Strip the pictures and reproduce the rest of the listing exactly.
□ □ □ □
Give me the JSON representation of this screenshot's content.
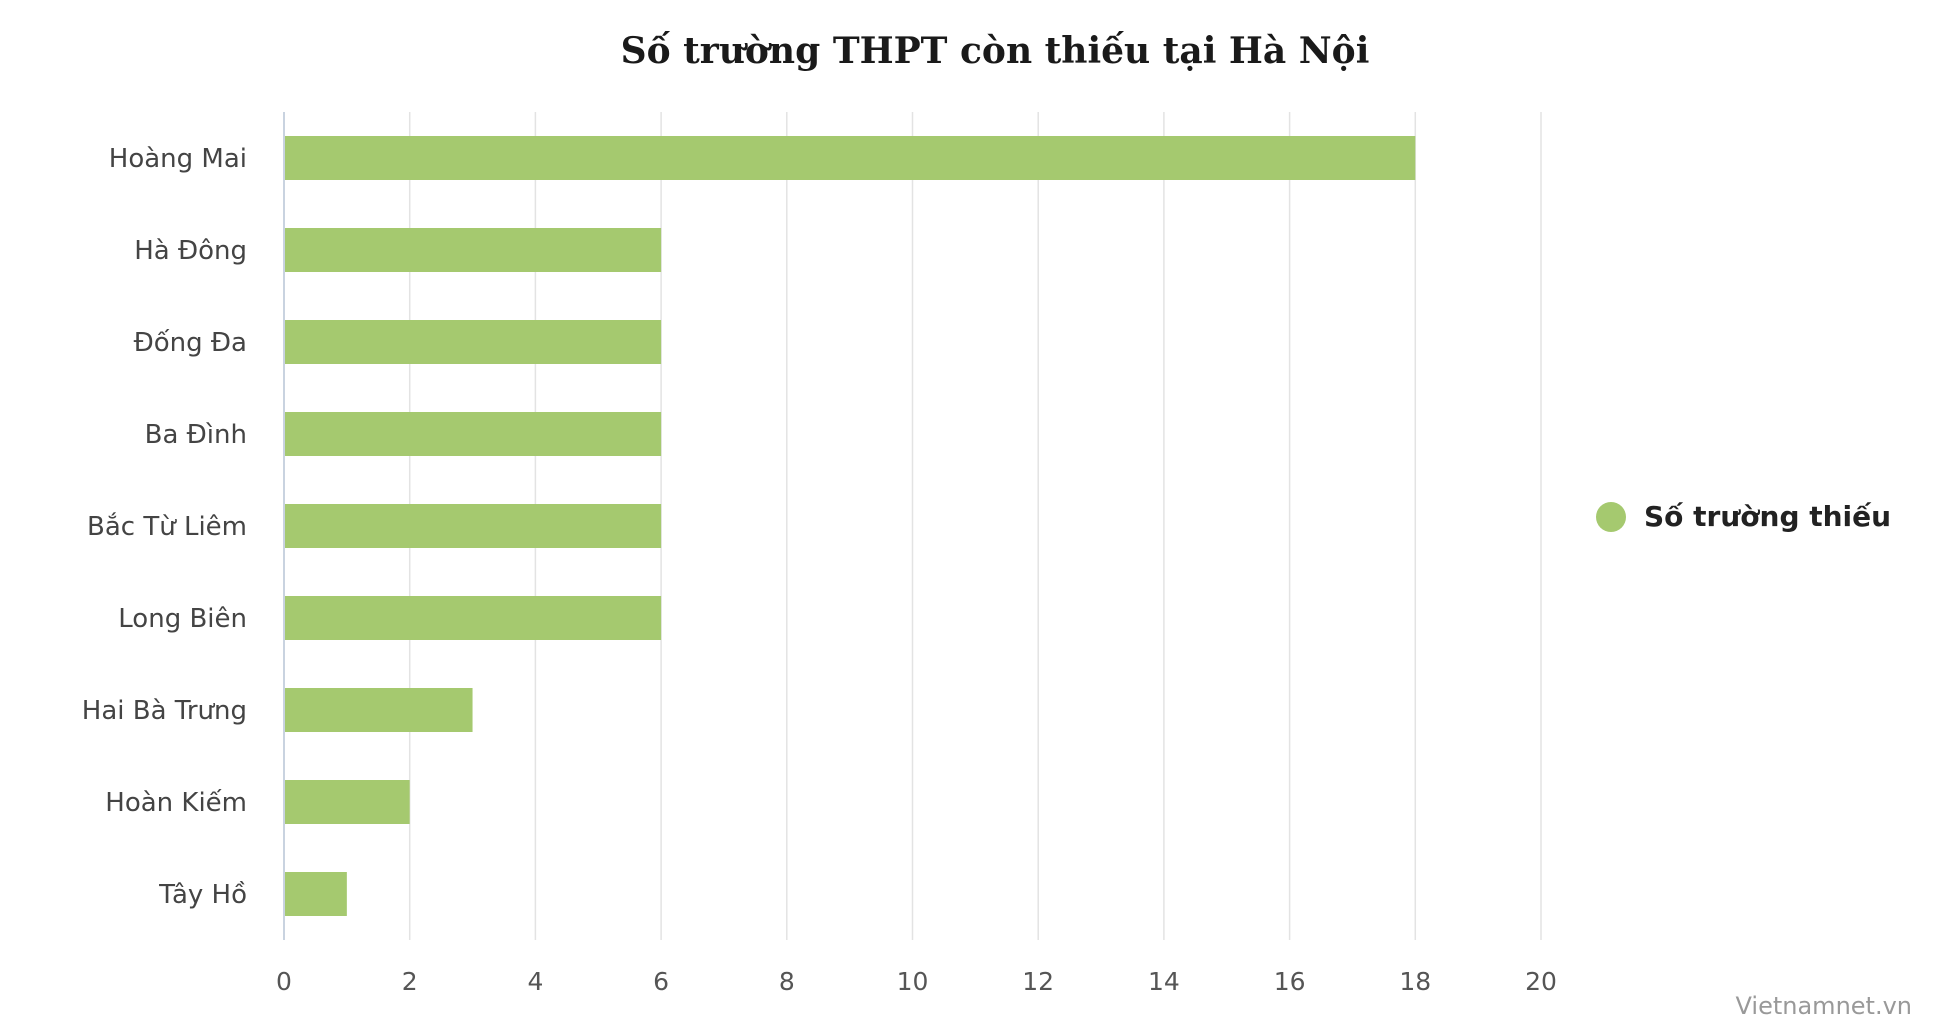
{
  "chart_data": {
    "type": "bar",
    "orientation": "horizontal",
    "title": "Số trường THPT còn thiếu tại Hà Nội",
    "categories": [
      "Hoàng Mai",
      "Hà Đông",
      "Đống Đa",
      "Ba Đình",
      "Bắc Từ Liêm",
      "Long Biên",
      "Hai Bà Trưng",
      "Hoàn Kiếm",
      "Tây Hồ"
    ],
    "series": [
      {
        "name": "Số trường thiếu",
        "values": [
          18,
          6,
          6,
          6,
          6,
          6,
          3,
          2,
          1
        ],
        "color": "#a5c96f"
      }
    ],
    "xlabel": "",
    "ylabel": "",
    "xlim": [
      0,
      20
    ],
    "xticks": [
      0,
      2,
      4,
      6,
      8,
      10,
      12,
      14,
      16,
      18,
      20
    ],
    "grid": true,
    "legend_position": "right"
  },
  "credit": "Vietnamnet.vn"
}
□ □ □ □
(Result of the exercise):
Give me the JSON representation of this screenshot's content.
{
  "chart_data": {
    "type": "bar",
    "orientation": "horizontal",
    "title": "Số trường THPT còn thiếu tại Hà Nội",
    "categories": [
      "Hoàng Mai",
      "Hà Đông",
      "Đống Đa",
      "Ba Đình",
      "Bắc Từ Liêm",
      "Long Biên",
      "Hai Bà Trưng",
      "Hoàn Kiếm",
      "Tây Hồ"
    ],
    "series": [
      {
        "name": "Số trường thiếu",
        "values": [
          18,
          6,
          6,
          6,
          6,
          6,
          3,
          2,
          1
        ],
        "color": "#a5c96f"
      }
    ],
    "xlabel": "",
    "ylabel": "",
    "xlim": [
      0,
      20
    ],
    "xticks": [
      0,
      2,
      4,
      6,
      8,
      10,
      12,
      14,
      16,
      18,
      20
    ],
    "grid": true,
    "legend_position": "right"
  },
  "credit": "Vietnamnet.vn"
}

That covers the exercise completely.